## [Task description]
Which lines below hold the word "phase"? Copy all of them.

==== Data to process ====

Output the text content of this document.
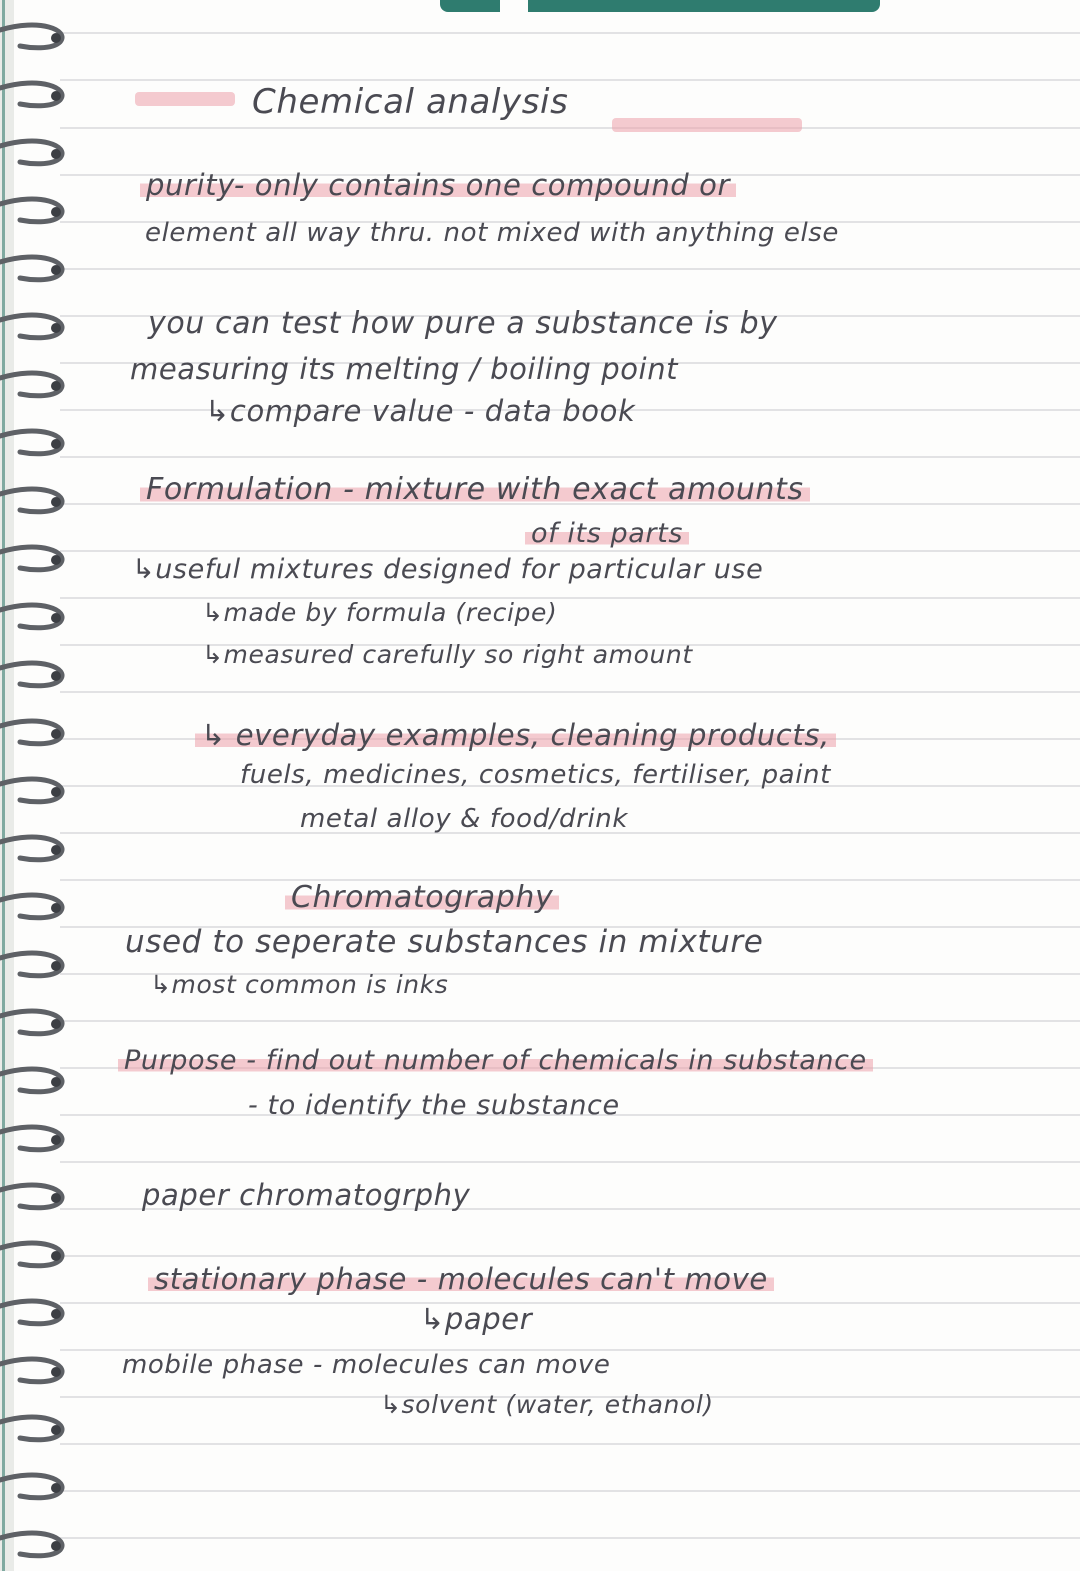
Chemical analysis
purity- only contains one compound or
element all way thru. not mixed with anything else
you can test how pure a substance is by
measuring its melting / boiling point
↳compare value - data book
Formulation - mixture with exact amounts
of its parts
↳useful mixtures designed for particular use
↳made by formula (recipe)
↳measured carefully so right amount
↳ everyday examples, cleaning products,
fuels, medicines, cosmetics, fertiliser, paint
metal alloy & food/drink
Chromatography
used to seperate substances in mixture
↳most common is inks
Purpose - find out number of chemicals in substance
- to identify the substance
paper chromatogrphy
stationary phase - molecules can't move
↳paper
mobile phase - molecules can move
↳solvent (water, ethanol)
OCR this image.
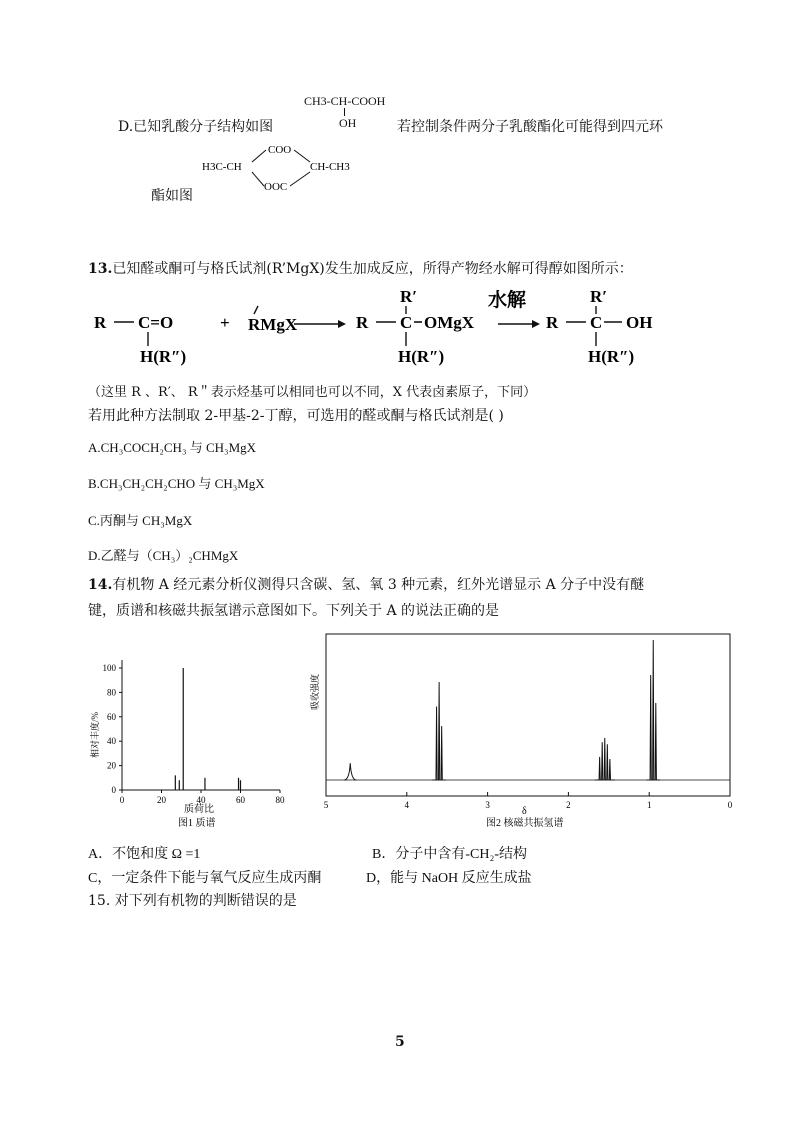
CH3-CH-COOH
OH
D.已知乳酸分子结构如图	若控制条件两分子乳酸酯化可能得到四元环
H3C-CH
COO
OOC
CH-CH3
酯如图
13.已知醛或酮可与格氏试剂(R’MgX)发生加成反应，所得产物经水解可得醇如图所示：
R C=O
H(R″)
+ RMgX	R
R′
C OMgX
H(R″)
水解
R
R′
C OH
H(R″)
（这里 R 、R′、 R＂表示烃基可以相同也可以不同，X 代表卤素原子，下同）
若用此种方法制取 2-甲基-2-丁醇，可选用的醛或酮与格氏试剂是( )
A.CH₃COCH₂CH₃ 与 CH₃MgX
B.CH₃CH₂CH₂CHO 与 CH₃MgX
C.丙酮与 CH₃MgX
D.乙醛与（CH₃）₂CHMgX
14.有机物 A 经元素分析仪测得只含碳、氢、氧 3 种元素，红外光谱显示 A 分子中没有醚
键，质谱和核磁共振氢谱示意图如下。下列关于 A 的说法正确的是
0
20
40
60
80
100
0	20	40	60	80
相对丰度/%
质荷比
图1 质谱
5	4	3	2	1	0
吸收强度
δ
图2 核磁共振氢谱
A．不饱和度 Ω =1	B．分子中含有-CH₂-结构
C，一定条件下能与氧气反应生成丙酮	D，能与 NaOH 反应生成盐
15. 对下列有机物的判断错误的是
5
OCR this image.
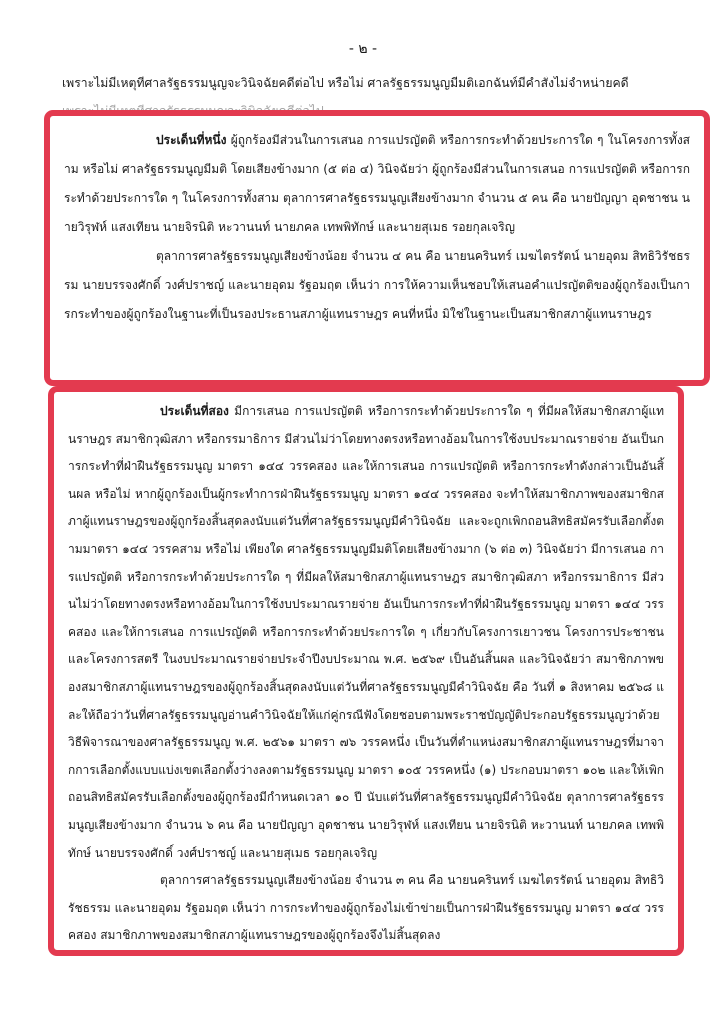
- ๒ -
เพราะไม่มีเหตุที่ศาลรัฐธรรมนูญจะวินิจฉัยคดีต่อไป หรือไม่ ศาลรัฐธรรมนูญมีมติเอกฉันท์มีคำสั่งไม่จำหน่ายคดี

ประเด็นที่หนึ่ง ผู้ถูกร้องมีส่วนในการเสนอ การแปรญัตติ หรือการกระทำด้วยประการใด ๆ ในโครงการทั้งสาม หรือไม่ ศาลรัฐธรรมนูญมีมติ โดยเสียงข้างมาก (๕ ต่อ ๔) วินิจฉัยว่า ผู้ถูกร้องมีส่วนในการเสนอ การแปรญัตติ หรือการกระทำด้วยประการใด ๆ ในโครงการทั้งสาม ตุลาการศาลรัฐธรรมนูญเสียงข้างมาก จำนวน ๕ คน คือ นายปัญญา อุดชาชน นายวิรุฬห์ แสงเทียน นายจิรนิติ หะวานนท์ นายภคล เทพพิทักษ์ และนายสุเมธ รอยกุลเจริญ

ตุลาการศาลรัฐธรรมนูญเสียงข้างน้อย จำนวน ๔ คน คือ นายนครินทร์ เมฆไตรรัตน์ นายอุดม สิทธิวิรัชธรรม นายบรรจงศักดิ์ วงศ์ปราชญ์ และนายอุดม รัฐอมฤต เห็นว่า การให้ความเห็นชอบให้เสนอคำแปรญัตติของผู้ถูกร้องเป็นการกระทำของผู้ถูกร้องในฐานะที่เป็นรองประธานสภาผู้แทนราษฎร คนที่หนึ่ง มิใช่ในฐานะเป็นสมาชิกสภาผู้แทนราษฎร

ประเด็นที่สอง มีการเสนอ การแปรญัตติ หรือการกระทำด้วยประการใด ๆ ที่มีผลให้สมาชิกสภาผู้แทนราษฎร สมาชิกวุฒิสภา หรือกรรมาธิการ มีส่วนไม่ว่าโดยทางตรงหรือทางอ้อมในการใช้งบประมาณรายจ่าย อันเป็นการกระทำที่ฝ่าฝืนรัฐธรรมนูญ มาตรา ๑๔๔ วรรคสอง และให้การเสนอ การแปรญัตติ หรือการกระทำดังกล่าวเป็นอันสิ้นผล หรือไม่ หากผู้ถูกร้องเป็นผู้กระทำการฝ่าฝืนรัฐธรรมนูญ มาตรา ๑๔๔ วรรคสอง จะทำให้สมาชิกภาพของสมาชิกสภาผู้แทนราษฎรของผู้ถูกร้องสิ้นสุดลงนับแต่วันที่ศาลรัฐธรรมนูญมีคำวินิจฉัย และจะถูกเพิกถอนสิทธิสมัครรับเลือกตั้งตามมาตรา ๑๔๔ วรรคสาม หรือไม่ เพียงใด ศาลรัฐธรรมนูญมีมติโดยเสียงข้างมาก (๖ ต่อ ๓) วินิจฉัยว่า มีการเสนอ การแปรญัตติ หรือการกระทำด้วยประการใด ๆ ที่มีผลให้สมาชิกสภาผู้แทนราษฎร สมาชิกวุฒิสภา หรือกรรมาธิการ มีส่วนไม่ว่าโดยทางตรงหรือทางอ้อมในการใช้งบประมาณรายจ่าย อันเป็นการกระทำที่ฝ่าฝืนรัฐธรรมนูญ มาตรา ๑๔๔ วรรคสอง และให้การเสนอ การแปรญัตติ หรือการกระทำด้วยประการใด ๆ เกี่ยวกับโครงการเยาวชน โครงการประชาชน และโครงการสตรี ในงบประมาณรายจ่ายประจำปีงบประมาณ พ.ศ. ๒๕๖๙ เป็นอันสิ้นผล และวินิจฉัยว่า สมาชิกภาพของสมาชิกสภาผู้แทนราษฎรของผู้ถูกร้องสิ้นสุดลงนับแต่วันที่ศาลรัฐธรรมนูญมีคำวินิจฉัย คือ วันที่ ๑ สิงหาคม ๒๕๖๘ และให้ถือว่าวันที่ศาลรัฐธรรมนูญอ่านคำวินิจฉัยให้แก่คู่กรณีฟังโดยชอบตามพระราชบัญญัติประกอบรัฐธรรมนูญว่าด้วยวิธีพิจารณาของศาลรัฐธรรมนูญ พ.ศ. ๒๕๖๑ มาตรา ๗๖ วรรคหนึ่ง เป็นวันที่ตำแหน่งสมาชิกสภาผู้แทนราษฎรที่มาจากการเลือกตั้งแบบแบ่งเขตเลือกตั้งว่างลงตามรัฐธรรมนูญ มาตรา ๑๐๕ วรรคหนึ่ง (๑) ประกอบมาตรา ๑๐๒ และให้เพิกถอนสิทธิสมัครรับเลือกตั้งของผู้ถูกร้องมีกำหนดเวลา ๑๐ ปี นับแต่วันที่ศาลรัฐธรรมนูญมีคำวินิจฉัย ตุลาการศาลรัฐธรรมนูญเสียงข้างมาก จำนวน ๖ คน คือ นายปัญญา อุดชาชน นายวิรุฬห์ แสงเทียน นายจิรนิติ หะวานนท์ นายภคล เทพพิทักษ์ นายบรรจงศักดิ์ วงศ์ปราชญ์ และนายสุเมธ รอยกุลเจริญ

ตุลาการศาลรัฐธรรมนูญเสียงข้างน้อย จำนวน ๓ คน คือ นายนครินทร์ เมฆไตรรัตน์ นายอุดม สิทธิวิรัชธรรม และนายอุดม รัฐอมฤต เห็นว่า การกระทำของผู้ถูกร้องไม่เข้าข่ายเป็นการฝ่าฝืนรัฐธรรมนูญ มาตรา ๑๔๔ วรรคสอง สมาชิกภาพของสมาชิกสภาผู้แทนราษฎรของผู้ถูกร้องจึงไม่สิ้นสุดลง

====

## [Correct result]
stationary phase - molecules can't move
mobile phase - molecules can move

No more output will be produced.